◆ Objective ◆
Report, word for word, every line of the material that contains "users".
---------- Data for processing ----------
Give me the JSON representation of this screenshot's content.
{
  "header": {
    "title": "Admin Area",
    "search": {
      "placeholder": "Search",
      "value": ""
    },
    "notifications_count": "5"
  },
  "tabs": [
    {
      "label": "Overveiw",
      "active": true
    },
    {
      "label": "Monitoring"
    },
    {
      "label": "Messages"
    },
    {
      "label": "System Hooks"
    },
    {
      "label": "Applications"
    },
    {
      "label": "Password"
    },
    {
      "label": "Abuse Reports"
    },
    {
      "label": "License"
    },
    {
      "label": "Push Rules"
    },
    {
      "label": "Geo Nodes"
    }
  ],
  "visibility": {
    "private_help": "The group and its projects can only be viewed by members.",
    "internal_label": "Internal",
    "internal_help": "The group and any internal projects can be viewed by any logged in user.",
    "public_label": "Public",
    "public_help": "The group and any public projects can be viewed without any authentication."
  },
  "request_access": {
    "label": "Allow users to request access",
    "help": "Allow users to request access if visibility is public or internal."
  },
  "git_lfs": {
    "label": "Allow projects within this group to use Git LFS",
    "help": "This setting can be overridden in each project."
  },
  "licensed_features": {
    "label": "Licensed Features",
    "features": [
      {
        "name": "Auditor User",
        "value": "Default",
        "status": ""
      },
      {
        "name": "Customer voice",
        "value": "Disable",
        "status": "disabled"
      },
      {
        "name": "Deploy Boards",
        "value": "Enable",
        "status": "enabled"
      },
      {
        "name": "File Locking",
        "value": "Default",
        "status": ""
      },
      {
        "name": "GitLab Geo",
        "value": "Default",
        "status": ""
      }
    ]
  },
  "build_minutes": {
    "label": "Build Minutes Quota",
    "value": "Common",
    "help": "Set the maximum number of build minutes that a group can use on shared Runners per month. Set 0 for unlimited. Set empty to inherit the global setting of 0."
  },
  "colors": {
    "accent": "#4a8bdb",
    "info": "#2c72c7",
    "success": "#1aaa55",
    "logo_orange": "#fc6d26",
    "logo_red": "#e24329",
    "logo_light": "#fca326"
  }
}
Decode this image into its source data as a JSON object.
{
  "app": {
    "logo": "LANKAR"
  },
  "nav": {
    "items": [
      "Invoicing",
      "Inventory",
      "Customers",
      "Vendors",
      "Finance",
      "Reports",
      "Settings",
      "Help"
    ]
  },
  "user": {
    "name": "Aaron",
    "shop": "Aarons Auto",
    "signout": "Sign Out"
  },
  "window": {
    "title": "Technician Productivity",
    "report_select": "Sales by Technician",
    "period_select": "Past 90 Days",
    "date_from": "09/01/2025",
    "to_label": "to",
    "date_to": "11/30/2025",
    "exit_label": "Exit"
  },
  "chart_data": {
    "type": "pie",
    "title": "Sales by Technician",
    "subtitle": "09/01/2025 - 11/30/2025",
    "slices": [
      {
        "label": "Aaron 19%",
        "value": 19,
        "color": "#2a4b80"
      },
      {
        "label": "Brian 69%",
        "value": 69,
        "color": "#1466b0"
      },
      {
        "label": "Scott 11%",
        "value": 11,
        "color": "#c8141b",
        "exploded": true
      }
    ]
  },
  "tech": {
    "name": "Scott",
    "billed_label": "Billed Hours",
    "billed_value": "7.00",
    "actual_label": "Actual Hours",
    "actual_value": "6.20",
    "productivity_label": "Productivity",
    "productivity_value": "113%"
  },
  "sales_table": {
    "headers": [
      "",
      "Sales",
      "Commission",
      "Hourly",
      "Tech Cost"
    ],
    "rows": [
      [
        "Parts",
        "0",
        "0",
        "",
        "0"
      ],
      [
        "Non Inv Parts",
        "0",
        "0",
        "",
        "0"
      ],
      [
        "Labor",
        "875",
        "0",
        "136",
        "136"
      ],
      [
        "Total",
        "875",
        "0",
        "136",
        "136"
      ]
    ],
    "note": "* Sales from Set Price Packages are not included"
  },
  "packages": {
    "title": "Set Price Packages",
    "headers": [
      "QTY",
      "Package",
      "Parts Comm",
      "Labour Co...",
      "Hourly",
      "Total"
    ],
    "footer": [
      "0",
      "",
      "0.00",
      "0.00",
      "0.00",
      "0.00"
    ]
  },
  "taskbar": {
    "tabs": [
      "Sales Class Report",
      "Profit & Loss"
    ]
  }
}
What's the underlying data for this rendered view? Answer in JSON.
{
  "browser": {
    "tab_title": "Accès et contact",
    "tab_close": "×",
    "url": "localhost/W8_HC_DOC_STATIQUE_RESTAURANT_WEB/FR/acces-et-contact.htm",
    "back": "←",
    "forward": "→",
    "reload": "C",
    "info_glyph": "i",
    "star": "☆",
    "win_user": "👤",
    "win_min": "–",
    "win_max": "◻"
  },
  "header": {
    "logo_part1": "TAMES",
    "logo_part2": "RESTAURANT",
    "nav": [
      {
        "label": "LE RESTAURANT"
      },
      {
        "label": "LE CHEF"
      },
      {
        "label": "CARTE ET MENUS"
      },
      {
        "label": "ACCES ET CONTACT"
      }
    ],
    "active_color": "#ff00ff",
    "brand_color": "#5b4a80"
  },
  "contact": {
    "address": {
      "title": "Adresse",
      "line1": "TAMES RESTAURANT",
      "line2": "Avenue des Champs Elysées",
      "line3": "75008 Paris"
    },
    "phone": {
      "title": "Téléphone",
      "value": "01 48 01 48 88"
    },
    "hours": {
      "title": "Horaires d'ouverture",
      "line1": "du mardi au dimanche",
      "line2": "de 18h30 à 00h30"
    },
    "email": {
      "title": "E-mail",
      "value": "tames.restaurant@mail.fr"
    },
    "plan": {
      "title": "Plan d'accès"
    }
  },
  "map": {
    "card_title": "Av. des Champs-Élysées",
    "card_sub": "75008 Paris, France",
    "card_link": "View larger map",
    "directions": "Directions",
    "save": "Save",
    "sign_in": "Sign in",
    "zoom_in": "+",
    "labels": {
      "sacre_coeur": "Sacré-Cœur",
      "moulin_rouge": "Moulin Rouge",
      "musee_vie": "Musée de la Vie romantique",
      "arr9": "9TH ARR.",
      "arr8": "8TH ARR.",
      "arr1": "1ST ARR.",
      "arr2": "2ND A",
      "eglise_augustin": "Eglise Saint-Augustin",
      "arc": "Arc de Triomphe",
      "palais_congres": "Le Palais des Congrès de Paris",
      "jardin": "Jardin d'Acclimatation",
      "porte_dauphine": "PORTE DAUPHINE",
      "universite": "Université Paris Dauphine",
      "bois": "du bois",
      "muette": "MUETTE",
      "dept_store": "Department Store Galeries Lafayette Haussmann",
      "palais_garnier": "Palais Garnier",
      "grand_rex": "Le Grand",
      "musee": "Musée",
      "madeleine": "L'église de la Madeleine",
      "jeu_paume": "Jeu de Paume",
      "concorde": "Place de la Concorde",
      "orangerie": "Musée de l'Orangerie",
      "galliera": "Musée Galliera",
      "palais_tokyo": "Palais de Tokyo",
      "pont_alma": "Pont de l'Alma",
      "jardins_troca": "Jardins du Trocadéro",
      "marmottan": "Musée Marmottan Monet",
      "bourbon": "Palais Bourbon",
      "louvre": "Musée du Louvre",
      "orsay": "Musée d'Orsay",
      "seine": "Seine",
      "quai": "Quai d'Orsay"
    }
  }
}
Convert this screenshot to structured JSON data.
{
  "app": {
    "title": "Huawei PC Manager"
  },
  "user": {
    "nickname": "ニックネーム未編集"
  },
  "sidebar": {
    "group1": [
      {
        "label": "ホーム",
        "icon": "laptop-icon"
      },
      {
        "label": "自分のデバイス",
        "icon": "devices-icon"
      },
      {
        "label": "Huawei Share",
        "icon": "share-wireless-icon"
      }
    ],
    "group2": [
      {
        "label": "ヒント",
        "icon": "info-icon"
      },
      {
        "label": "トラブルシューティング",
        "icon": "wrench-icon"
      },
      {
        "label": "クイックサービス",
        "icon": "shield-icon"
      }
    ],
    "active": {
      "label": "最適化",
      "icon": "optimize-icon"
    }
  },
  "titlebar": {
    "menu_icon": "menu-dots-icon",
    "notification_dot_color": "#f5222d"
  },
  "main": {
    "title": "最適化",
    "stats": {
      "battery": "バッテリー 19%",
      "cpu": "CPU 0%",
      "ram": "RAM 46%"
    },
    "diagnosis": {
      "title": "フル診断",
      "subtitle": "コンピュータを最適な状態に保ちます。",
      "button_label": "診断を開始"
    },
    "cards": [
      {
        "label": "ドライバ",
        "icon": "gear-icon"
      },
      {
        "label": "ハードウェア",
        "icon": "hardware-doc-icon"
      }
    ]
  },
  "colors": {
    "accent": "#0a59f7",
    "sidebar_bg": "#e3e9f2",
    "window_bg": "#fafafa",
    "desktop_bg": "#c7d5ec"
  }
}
----------
◆ Solved exercise ◆
    "label": "Allow users to request access",
    "help": "Allow users to request access if visibility is public or internal."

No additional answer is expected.